*Job*: Repeat each entry exactly and drop the pictures.

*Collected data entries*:
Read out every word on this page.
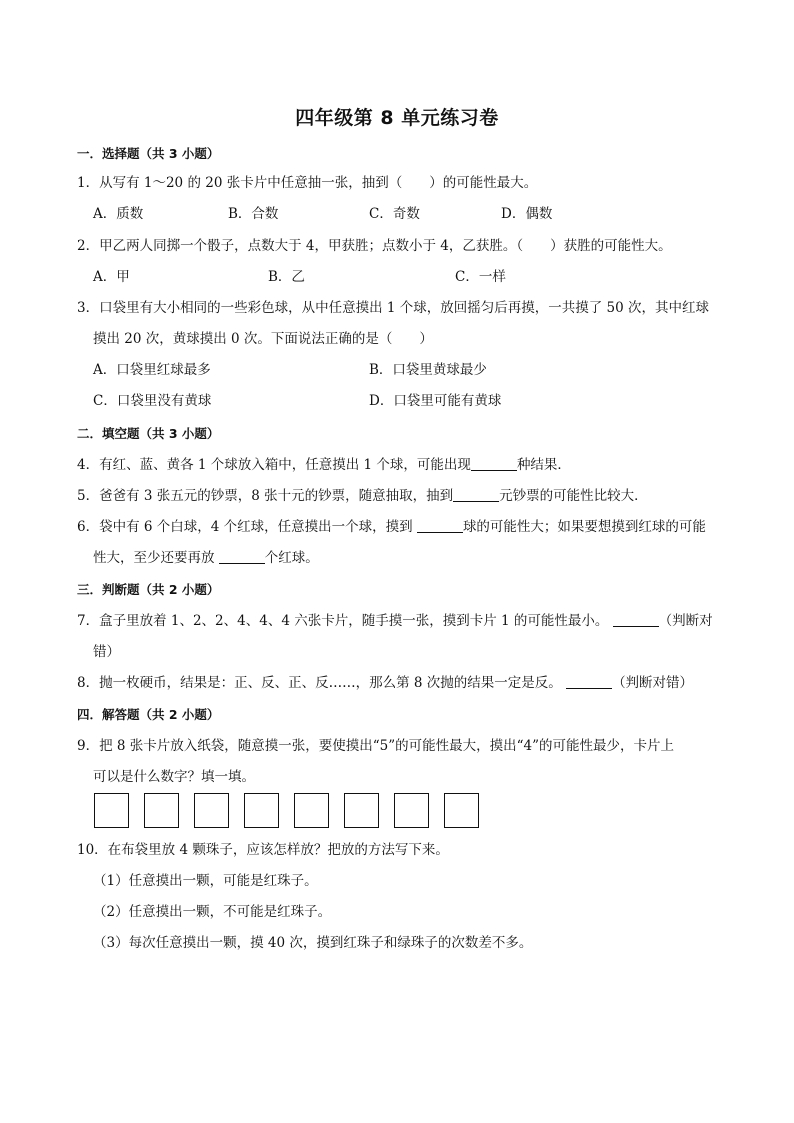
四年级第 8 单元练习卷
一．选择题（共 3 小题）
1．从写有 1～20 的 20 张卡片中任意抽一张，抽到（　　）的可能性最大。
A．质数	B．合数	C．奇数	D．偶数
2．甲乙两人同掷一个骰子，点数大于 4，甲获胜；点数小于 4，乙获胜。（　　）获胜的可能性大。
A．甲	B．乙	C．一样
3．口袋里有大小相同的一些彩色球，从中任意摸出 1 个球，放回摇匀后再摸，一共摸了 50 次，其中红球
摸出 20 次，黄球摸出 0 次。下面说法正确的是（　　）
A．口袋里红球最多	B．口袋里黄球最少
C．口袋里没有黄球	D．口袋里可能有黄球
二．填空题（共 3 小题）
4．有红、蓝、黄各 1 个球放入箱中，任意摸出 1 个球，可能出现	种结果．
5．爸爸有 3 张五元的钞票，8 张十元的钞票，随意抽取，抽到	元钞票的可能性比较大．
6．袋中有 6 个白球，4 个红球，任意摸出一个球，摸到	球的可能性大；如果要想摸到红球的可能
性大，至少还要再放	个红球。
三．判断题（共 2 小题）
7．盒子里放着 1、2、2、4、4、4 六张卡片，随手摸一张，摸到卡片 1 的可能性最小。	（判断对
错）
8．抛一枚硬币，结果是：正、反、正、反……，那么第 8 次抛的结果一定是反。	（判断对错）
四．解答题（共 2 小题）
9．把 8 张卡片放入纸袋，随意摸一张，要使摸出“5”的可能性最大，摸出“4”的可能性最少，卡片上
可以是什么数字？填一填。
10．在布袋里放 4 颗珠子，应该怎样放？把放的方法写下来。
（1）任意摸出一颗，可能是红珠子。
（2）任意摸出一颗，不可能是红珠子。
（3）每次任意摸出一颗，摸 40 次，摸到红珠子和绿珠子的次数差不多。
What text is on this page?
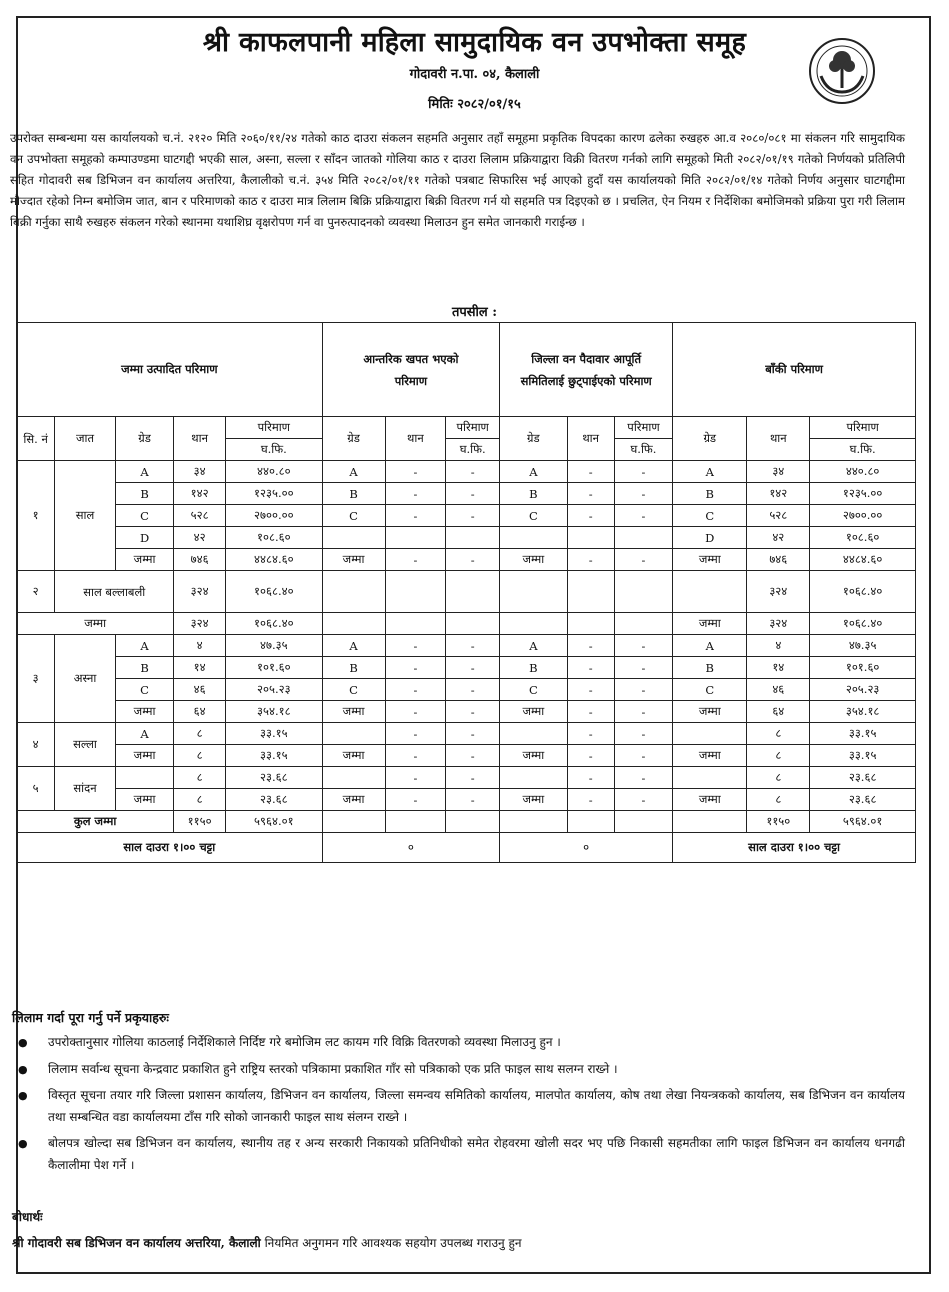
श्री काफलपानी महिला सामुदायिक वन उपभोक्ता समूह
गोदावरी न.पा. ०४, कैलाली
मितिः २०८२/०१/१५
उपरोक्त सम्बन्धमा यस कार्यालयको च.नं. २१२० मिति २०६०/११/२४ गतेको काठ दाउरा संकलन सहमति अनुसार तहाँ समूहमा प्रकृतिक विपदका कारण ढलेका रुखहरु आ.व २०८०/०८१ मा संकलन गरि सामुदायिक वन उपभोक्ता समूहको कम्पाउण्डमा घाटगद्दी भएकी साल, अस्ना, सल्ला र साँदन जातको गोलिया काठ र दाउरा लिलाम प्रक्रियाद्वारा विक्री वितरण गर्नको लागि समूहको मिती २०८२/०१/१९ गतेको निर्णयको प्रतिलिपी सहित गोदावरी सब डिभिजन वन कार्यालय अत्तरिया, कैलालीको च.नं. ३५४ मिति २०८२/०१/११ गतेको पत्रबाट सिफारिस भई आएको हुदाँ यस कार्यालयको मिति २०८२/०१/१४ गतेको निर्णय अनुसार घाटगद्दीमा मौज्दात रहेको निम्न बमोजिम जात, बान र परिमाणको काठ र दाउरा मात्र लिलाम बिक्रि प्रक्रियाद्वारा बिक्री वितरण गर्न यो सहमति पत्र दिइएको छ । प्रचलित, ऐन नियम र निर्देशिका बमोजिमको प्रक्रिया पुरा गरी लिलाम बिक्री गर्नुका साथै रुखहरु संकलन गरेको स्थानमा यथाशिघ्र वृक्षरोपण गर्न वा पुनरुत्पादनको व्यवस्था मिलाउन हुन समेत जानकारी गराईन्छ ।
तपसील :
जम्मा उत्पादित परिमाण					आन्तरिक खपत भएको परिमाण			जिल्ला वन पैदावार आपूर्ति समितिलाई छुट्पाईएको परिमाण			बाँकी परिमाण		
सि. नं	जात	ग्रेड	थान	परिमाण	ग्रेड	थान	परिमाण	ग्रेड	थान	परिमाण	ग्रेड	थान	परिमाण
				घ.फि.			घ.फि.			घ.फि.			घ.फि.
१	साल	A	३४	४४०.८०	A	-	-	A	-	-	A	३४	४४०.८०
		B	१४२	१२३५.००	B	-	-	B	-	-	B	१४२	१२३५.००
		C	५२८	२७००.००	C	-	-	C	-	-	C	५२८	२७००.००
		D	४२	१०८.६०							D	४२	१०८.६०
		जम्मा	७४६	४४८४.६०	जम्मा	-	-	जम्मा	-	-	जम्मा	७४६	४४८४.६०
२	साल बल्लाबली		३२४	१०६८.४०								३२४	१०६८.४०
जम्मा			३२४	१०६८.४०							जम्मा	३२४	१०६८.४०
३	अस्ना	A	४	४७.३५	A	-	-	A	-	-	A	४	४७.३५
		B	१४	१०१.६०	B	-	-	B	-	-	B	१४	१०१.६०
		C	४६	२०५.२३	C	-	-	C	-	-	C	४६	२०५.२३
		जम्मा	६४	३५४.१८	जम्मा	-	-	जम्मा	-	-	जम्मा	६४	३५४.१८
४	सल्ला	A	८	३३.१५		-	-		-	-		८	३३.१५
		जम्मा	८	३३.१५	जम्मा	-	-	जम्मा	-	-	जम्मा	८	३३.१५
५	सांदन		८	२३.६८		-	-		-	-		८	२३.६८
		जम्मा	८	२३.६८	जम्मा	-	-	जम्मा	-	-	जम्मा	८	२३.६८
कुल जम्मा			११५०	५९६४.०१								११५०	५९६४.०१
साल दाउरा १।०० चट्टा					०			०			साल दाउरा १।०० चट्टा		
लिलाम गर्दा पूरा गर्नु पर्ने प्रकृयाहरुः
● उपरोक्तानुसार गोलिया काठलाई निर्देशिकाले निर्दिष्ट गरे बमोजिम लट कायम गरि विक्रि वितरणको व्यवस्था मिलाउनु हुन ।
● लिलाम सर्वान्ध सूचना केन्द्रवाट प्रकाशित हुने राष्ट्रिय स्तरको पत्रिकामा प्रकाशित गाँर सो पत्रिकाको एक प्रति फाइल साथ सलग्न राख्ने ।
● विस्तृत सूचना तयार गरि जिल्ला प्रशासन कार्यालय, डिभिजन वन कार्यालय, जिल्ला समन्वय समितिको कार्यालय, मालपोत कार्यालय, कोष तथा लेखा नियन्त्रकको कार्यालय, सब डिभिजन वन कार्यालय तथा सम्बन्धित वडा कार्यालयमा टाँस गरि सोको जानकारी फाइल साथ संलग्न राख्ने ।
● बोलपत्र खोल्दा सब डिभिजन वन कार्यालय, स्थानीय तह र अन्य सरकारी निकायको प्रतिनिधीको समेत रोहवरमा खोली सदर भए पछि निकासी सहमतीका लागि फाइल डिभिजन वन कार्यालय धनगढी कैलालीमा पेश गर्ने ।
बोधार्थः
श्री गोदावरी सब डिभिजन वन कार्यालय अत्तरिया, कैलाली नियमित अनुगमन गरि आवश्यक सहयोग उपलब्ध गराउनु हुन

*Task output*:
Read out every word on this page.
四年级第 8 单元练习卷
一．选择题（共 3 小题）
1．从写有 1～20 的 20 张卡片中任意抽一张，抽到（　　）的可能性最大。
A．质数	B．合数	C．奇数	D．偶数
2．甲乙两人同掷一个骰子，点数大于 4，甲获胜；点数小于 4，乙获胜。（　　）获胜的可能性大。
A．甲	B．乙	C．一样
3．口袋里有大小相同的一些彩色球，从中任意摸出 1 个球，放回摇匀后再摸，一共摸了 50 次，其中红球
摸出 20 次，黄球摸出 0 次。下面说法正确的是（　　）
A．口袋里红球最多	B．口袋里黄球最少
C．口袋里没有黄球	D．口袋里可能有黄球
二．填空题（共 3 小题）
4．有红、蓝、黄各 1 个球放入箱中，任意摸出 1 个球，可能出现	种结果．
5．爸爸有 3 张五元的钞票，8 张十元的钞票，随意抽取，抽到	元钞票的可能性比较大．
6．袋中有 6 个白球，4 个红球，任意摸出一个球，摸到	球的可能性大；如果要想摸到红球的可能
性大，至少还要再放	个红球。
三．判断题（共 2 小题）
7．盒子里放着 1、2、2、4、4、4 六张卡片，随手摸一张，摸到卡片 1 的可能性最小。	（判断对
错）
8．抛一枚硬币，结果是：正、反、正、反……，那么第 8 次抛的结果一定是反。	（判断对错）
四．解答题（共 2 小题）
9．把 8 张卡片放入纸袋，随意摸一张，要使摸出“5”的可能性最大，摸出“4”的可能性最少，卡片上
可以是什么数字？填一填。
10．在布袋里放 4 颗珠子，应该怎样放？把放的方法写下来。
（1）任意摸出一颗，可能是红珠子。
（2）任意摸出一颗，不可能是红珠子。
（3）每次任意摸出一颗，摸 40 次，摸到红珠子和绿珠子的次数差不多。
What text is on this page?
श्री काफलपानी महिला सामुदायिक वन उपभोक्ता समूह
गोदावरी न.पा. ०४, कैलाली
मितिः २०८२/०१/१५
उपरोक्त सम्बन्धमा यस कार्यालयको च.नं. २१२० मिति २०६०/११/२४ गतेको काठ दाउरा संकलन सहमति अनुसार तहाँ समूहमा प्रकृतिक विपदका कारण ढलेका रुखहरु आ.व २०८०/०८१ मा संकलन गरि सामुदायिक वन उपभोक्ता समूहको कम्पाउण्डमा घाटगद्दी भएकी साल, अस्ना, सल्ला र साँदन जातको गोलिया काठ र दाउरा लिलाम प्रक्रियाद्वारा विक्री वितरण गर्नको लागि समूहको मिती २०८२/०१/१९ गतेको निर्णयको प्रतिलिपी सहित गोदावरी सब डिभिजन वन कार्यालय अत्तरिया, कैलालीको च.नं. ३५४ मिति २०८२/०१/११ गतेको पत्रबाट सिफारिस भई आएको हुदाँ यस कार्यालयको मिति २०८२/०१/१४ गतेको निर्णय अनुसार घाटगद्दीमा मौज्दात रहेको निम्न बमोजिम जात, बान र परिमाणको काठ र दाउरा मात्र लिलाम बिक्रि प्रक्रियाद्वारा बिक्री वितरण गर्न यो सहमति पत्र दिइएको छ । प्रचलित, ऐन नियम र निर्देशिका बमोजिमको प्रक्रिया पुरा गरी लिलाम बिक्री गर्नुका साथै रुखहरु संकलन गरेको स्थानमा यथाशिघ्र वृक्षरोपण गर्न वा पुनरुत्पादनको व्यवस्था मिलाउन हुन समेत जानकारी गराईन्छ ।
तपसील :
जम्मा उत्पादित परिमाण					आन्तरिक खपत भएको परिमाण			जिल्ला वन पैदावार आपूर्ति समितिलाई छुट्पाईएको परिमाण			बाँकी परिमाण		
सि. नं	जात	ग्रेड	थान	परिमाण	ग्रेड	थान	परिमाण	ग्रेड	थान	परिमाण	ग्रेड	थान	परिमाण
				घ.फि.			घ.फि.			घ.फि.			घ.फि.
१	साल	A	३४	४४०.८०	A	-	-	A	-	-	A	३४	४४०.८०
		B	१४२	१२३५.००	B	-	-	B	-	-	B	१४२	१२३५.००
		C	५२८	२७००.००	C	-	-	C	-	-	C	५२८	२७००.००
		D	४२	१०८.६०							D	४२	१०८.६०
		जम्मा	७४६	४४८४.६०	जम्मा	-	-	जम्मा	-	-	जम्मा	७४६	४४८४.६०
२	साल बल्लाबली		३२४	१०६८.४०								३२४	१०६८.४०
जम्मा			३२४	१०६८.४०							जम्मा	३२४	१०६८.४०
३	अस्ना	A	४	४७.३५	A	-	-	A	-	-	A	४	४७.३५
		B	१४	१०१.६०	B	-	-	B	-	-	B	१४	१०१.६०
		C	४६	२०५.२३	C	-	-	C	-	-	C	४६	२०५.२३
		जम्मा	६४	३५४.१८	जम्मा	-	-	जम्मा	-	-	जम्मा	६४	३५४.१८
४	सल्ला	A	८	३३.१५		-	-		-	-		८	३३.१५
		जम्मा	८	३३.१५	जम्मा	-	-	जम्मा	-	-	जम्मा	८	३३.१५
५	सांदन		८	२३.६८		-	-		-	-		८	२३.६८
		जम्मा	८	२३.६८	जम्मा	-	-	जम्मा	-	-	जम्मा	८	२३.६८
कुल जम्मा			११५०	५९६४.०१								११५०	५९६४.०१
साल दाउरा १।०० चट्टा					०			०			साल दाउरा १।०० चट्टा		
लिलाम गर्दा पूरा गर्नु पर्ने प्रकृयाहरुः
● उपरोक्तानुसार गोलिया काठलाई निर्देशिकाले निर्दिष्ट गरे बमोजिम लट कायम गरि विक्रि वितरणको व्यवस्था मिलाउनु हुन ।
● लिलाम सर्वान्ध सूचना केन्द्रवाट प्रकाशित हुने राष्ट्रिय स्तरको पत्रिकामा प्रकाशित गाँर सो पत्रिकाको एक प्रति फाइल साथ सलग्न राख्ने ।
● विस्तृत सूचना तयार गरि जिल्ला प्रशासन कार्यालय, डिभिजन वन कार्यालय, जिल्ला समन्वय समितिको कार्यालय, मालपोत कार्यालय, कोष तथा लेखा नियन्त्रकको कार्यालय, सब डिभिजन वन कार्यालय तथा सम्बन्धित वडा कार्यालयमा टाँस गरि सोको जानकारी फाइल साथ संलग्न राख्ने ।
● बोलपत्र खोल्दा सब डिभिजन वन कार्यालय, स्थानीय तह र अन्य सरकारी निकायको प्रतिनिधीको समेत रोहवरमा खोली सदर भए पछि निकासी सहमतीका लागि फाइल डिभिजन वन कार्यालय धनगढी कैलालीमा पेश गर्ने ।
बोधार्थः
श्री गोदावरी सब डिभिजन वन कार्यालय अत्तरिया, कैलाली नियमित अनुगमन गरि आवश्यक सहयोग उपलब्ध गराउनु हुन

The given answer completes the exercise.